Each line below should be quoted exactly, please.

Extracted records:
+-------+
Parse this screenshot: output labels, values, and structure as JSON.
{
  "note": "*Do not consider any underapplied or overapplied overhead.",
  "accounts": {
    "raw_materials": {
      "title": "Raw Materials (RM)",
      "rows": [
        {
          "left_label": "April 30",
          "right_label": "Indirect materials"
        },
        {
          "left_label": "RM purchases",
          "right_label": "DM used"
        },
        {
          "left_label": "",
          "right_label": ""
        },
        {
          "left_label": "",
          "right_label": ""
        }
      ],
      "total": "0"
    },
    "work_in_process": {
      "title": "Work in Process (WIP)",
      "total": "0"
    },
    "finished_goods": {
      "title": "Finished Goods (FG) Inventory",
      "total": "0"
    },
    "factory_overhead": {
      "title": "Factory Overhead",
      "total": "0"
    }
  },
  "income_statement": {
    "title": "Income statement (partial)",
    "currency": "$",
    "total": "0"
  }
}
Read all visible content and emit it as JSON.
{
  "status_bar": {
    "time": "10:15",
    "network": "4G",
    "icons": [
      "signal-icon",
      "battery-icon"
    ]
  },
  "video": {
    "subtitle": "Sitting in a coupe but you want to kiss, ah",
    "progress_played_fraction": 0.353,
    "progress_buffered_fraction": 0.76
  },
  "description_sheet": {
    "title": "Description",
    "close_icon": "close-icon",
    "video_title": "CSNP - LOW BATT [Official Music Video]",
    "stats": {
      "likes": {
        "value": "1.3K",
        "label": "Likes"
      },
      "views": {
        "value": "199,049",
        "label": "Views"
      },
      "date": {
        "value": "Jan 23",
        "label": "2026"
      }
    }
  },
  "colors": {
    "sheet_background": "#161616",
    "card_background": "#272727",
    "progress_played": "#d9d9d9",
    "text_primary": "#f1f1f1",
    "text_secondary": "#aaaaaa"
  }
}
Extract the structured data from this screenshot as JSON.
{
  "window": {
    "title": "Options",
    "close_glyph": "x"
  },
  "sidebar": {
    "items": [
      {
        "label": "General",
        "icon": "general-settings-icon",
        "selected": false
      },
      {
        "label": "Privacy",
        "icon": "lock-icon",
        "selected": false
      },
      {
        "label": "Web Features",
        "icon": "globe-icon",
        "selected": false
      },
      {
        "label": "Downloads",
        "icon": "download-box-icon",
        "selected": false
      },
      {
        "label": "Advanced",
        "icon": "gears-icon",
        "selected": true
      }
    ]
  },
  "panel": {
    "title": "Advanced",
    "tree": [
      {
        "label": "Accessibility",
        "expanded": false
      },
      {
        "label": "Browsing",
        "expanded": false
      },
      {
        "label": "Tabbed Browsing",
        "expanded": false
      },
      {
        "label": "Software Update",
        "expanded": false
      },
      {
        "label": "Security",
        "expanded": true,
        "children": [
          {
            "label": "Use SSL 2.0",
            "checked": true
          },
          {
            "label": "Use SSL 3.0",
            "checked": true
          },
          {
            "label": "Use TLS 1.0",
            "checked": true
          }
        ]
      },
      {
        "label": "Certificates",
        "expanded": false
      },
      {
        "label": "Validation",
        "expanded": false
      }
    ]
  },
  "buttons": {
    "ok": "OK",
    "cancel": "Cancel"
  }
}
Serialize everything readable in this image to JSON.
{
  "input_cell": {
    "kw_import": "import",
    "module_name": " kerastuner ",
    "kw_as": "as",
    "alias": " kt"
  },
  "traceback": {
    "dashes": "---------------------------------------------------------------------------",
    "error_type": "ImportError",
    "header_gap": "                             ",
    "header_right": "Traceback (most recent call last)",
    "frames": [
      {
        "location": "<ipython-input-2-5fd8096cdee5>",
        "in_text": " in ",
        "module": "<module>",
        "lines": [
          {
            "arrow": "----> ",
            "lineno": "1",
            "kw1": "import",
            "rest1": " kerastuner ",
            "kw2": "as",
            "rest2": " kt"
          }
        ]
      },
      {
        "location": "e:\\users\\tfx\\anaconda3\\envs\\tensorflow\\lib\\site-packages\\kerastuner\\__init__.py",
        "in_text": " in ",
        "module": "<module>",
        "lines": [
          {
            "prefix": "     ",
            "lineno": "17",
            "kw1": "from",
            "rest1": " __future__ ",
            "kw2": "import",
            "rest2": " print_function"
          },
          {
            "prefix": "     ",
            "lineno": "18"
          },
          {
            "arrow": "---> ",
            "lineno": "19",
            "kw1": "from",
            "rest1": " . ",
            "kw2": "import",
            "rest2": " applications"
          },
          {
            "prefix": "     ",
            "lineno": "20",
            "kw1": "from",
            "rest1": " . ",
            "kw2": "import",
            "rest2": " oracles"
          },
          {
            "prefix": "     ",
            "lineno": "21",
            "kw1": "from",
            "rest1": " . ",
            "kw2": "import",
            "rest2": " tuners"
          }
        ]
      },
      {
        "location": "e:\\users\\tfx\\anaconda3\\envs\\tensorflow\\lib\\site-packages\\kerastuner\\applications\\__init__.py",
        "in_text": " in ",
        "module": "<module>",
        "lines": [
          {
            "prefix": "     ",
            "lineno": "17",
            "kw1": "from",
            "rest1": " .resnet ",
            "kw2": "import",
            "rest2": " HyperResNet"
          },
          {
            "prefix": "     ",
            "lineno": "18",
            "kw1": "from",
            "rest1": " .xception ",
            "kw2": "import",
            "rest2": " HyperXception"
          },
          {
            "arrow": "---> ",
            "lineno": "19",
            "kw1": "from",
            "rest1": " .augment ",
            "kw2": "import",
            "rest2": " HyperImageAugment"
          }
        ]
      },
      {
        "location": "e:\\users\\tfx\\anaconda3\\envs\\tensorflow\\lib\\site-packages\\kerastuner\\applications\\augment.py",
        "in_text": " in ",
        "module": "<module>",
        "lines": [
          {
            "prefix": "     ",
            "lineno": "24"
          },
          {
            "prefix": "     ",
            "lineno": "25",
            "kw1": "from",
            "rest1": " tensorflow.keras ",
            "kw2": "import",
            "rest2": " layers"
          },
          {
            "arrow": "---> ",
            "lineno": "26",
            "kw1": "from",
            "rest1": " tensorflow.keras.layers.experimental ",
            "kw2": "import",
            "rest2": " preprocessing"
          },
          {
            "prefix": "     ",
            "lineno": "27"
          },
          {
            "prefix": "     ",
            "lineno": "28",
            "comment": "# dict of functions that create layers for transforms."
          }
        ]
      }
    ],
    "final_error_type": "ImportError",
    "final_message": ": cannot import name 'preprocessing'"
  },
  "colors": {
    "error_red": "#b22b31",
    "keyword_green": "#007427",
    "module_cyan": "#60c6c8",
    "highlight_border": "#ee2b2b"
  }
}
+-------+
Reply:
Parse this screenshot: output labels, values, and structure as JSON.
{
  "note": "*Do not consider any underapplied or overapplied overhead.",
  "accounts": {
    "raw_materials": {
      "title": "Raw Materials (RM)",
      "rows": [
        {
          "left_label": "April 30",
          "right_label": "Indirect materials"
        },
        {
          "left_label": "RM purchases",
          "right_label": "DM used"
        },
        {
          "left_label": "",
          "right_label": ""
        },
        {
          "left_label": "",
          "right_label": ""
        }
      ],
      "total": "0"
    },
    "work_in_process": {
      "title": "Work in Process (WIP)",
      "total": "0"
    },
    "finished_goods": {
      "title": "Finished Goods (FG) Inventory",
      "total": "0"
    },
    "factory_overhead": {
      "title": "Factory Overhead",
      "total": "0"
    }
  },
  "income_statement": {
    "title": "Income statement (partial)",
    "currency": "$",
    "total": "0"
  }
}
Read all visible content and emit it as JSON.
{
  "status_bar": {
    "time": "10:15",
    "network": "4G",
    "icons": [
      "signal-icon",
      "battery-icon"
    ]
  },
  "video": {
    "subtitle": "Sitting in a coupe but you want to kiss, ah",
    "progress_played_fraction": 0.353,
    "progress_buffered_fraction": 0.76
  },
  "description_sheet": {
    "title": "Description",
    "close_icon": "close-icon",
    "video_title": "CSNP - LOW BATT [Official Music Video]",
    "stats": {
      "likes": {
        "value": "1.3K",
        "label": "Likes"
      },
      "views": {
        "value": "199,049",
        "label": "Views"
      },
      "date": {
        "value": "Jan 23",
        "label": "2026"
      }
    }
  },
  "colors": {
    "sheet_background": "#161616",
    "card_background": "#272727",
    "progress_played": "#d9d9d9",
    "text_primary": "#f1f1f1",
    "text_secondary": "#aaaaaa"
  }
}
Extract the structured data from this screenshot as JSON.
{
  "window": {
    "title": "Options",
    "close_glyph": "x"
  },
  "sidebar": {
    "items": [
      {
        "label": "General",
        "icon": "general-settings-icon",
        "selected": false
      },
      {
        "label": "Privacy",
        "icon": "lock-icon",
        "selected": false
      },
      {
        "label": "Web Features",
        "icon": "globe-icon",
        "selected": false
      },
      {
        "label": "Downloads",
        "icon": "download-box-icon",
        "selected": false
      },
      {
        "label": "Advanced",
        "icon": "gears-icon",
        "selected": true
      }
    ]
  },
  "panel": {
    "title": "Advanced",
    "tree": [
      {
        "label": "Accessibility",
        "expanded": false
      },
      {
        "label": "Browsing",
        "expanded": false
      },
      {
        "label": "Tabbed Browsing",
        "expanded": false
      },
      {
        "label": "Software Update",
        "expanded": false
      },
      {
        "label": "Security",
        "expanded": true,
        "children": [
          {
            "label": "Use SSL 2.0",
            "checked": true
          },
          {
            "label": "Use SSL 3.0",
            "checked": true
          },
          {
            "label": "Use TLS 1.0",
            "checked": true
          }
        ]
      },
      {
        "label": "Certificates",
        "expanded": false
      },
      {
        "label": "Validation",
        "expanded": false
      }
    ]
  },
  "buttons": {
    "ok": "OK",
    "cancel": "Cancel"
  }
}
Serialize everything readable in this image to JSON.
{
  "input_cell": {
    "kw_import": "import",
    "module_name": " kerastuner ",
    "kw_as": "as",
    "alias": " kt"
  },
  "traceback": {
    "dashes": "---------------------------------------------------------------------------",
    "error_type": "ImportError",
    "header_gap": "                             ",
    "header_right": "Traceback (most recent call last)",
    "frames": [
      {
        "location": "<ipython-input-2-5fd8096cdee5>",
        "in_text": " in ",
        "module": "<module>",
        "lines": [
          {
            "arrow": "----> ",
            "lineno": "1",
            "kw1": "import",
            "rest1": " kerastuner ",
            "kw2": "as",
            "rest2": " kt"
          }
        ]
      },
      {
        "location": "e:\\users\\tfx\\anaconda3\\envs\\tensorflow\\lib\\site-packages\\kerastuner\\__init__.py",
        "in_text": " in ",
        "module": "<module>",
        "lines": [
          {
            "prefix": "     ",
            "lineno": "17",
            "kw1": "from",
            "rest1": " __future__ ",
            "kw2": "import",
            "rest2": " print_function"
          },
          {
            "prefix": "     ",
            "lineno": "18"
          },
          {
            "arrow": "---> ",
            "lineno": "19",
            "kw1": "from",
            "rest1": " . ",
            "kw2": "import",
            "rest2": " applications"
          },
          {
            "prefix": "     ",
            "lineno": "20",
            "kw1": "from",
            "rest1": " . ",
            "kw2": "import",
            "rest2": " oracles"
          },
          {
            "prefix": "     ",
            "lineno": "21",
            "kw1": "from",
            "rest1": " . ",
            "kw2": "import",
            "rest2": " tuners"
          }
        ]
      },
      {
        "location": "e:\\users\\tfx\\anaconda3\\envs\\tensorflow\\lib\\site-packages\\kerastuner\\applications\\__init__.py",
        "in_text": " in ",
        "module": "<module>",
        "lines": [
          {
            "prefix": "     ",
            "lineno": "17",
            "kw1": "from",
            "rest1": " .resnet ",
            "kw2": "import",
            "rest2": " HyperResNet"
          },
          {
            "prefix": "     ",
            "lineno": "18",
            "kw1": "from",
            "rest1": " .xception ",
            "kw2": "import",
            "rest2": " HyperXception"
          },
          {
            "arrow": "---> ",
            "lineno": "19",
            "kw1": "from",
            "rest1": " .augment ",
            "kw2": "import",
            "rest2": " HyperImageAugment"
          }
        ]
      },
      {
        "location": "e:\\users\\tfx\\anaconda3\\envs\\tensorflow\\lib\\site-packages\\kerastuner\\applications\\augment.py",
        "in_text": " in ",
        "module": "<module>",
        "lines": [
          {
            "prefix": "     ",
            "lineno": "24"
          },
          {
            "prefix": "     ",
            "lineno": "25",
            "kw1": "from",
            "rest1": " tensorflow.keras ",
            "kw2": "import",
            "rest2": " layers"
          },
          {
            "arrow": "---> ",
            "lineno": "26",
            "kw1": "from",
            "rest1": " tensorflow.keras.layers.experimental ",
            "kw2": "import",
            "rest2": " preprocessing"
          },
          {
            "prefix": "     ",
            "lineno": "27"
          },
          {
            "prefix": "     ",
            "lineno": "28",
            "comment": "# dict of functions that create layers for transforms."
          }
        ]
      }
    ],
    "final_error_type": "ImportError",
    "final_message": ": cannot import name 'preprocessing'"
  },
  "colors": {
    "error_red": "#b22b31",
    "keyword_green": "#007427",
    "module_cyan": "#60c6c8",
    "highlight_border": "#ee2b2b"
  }
}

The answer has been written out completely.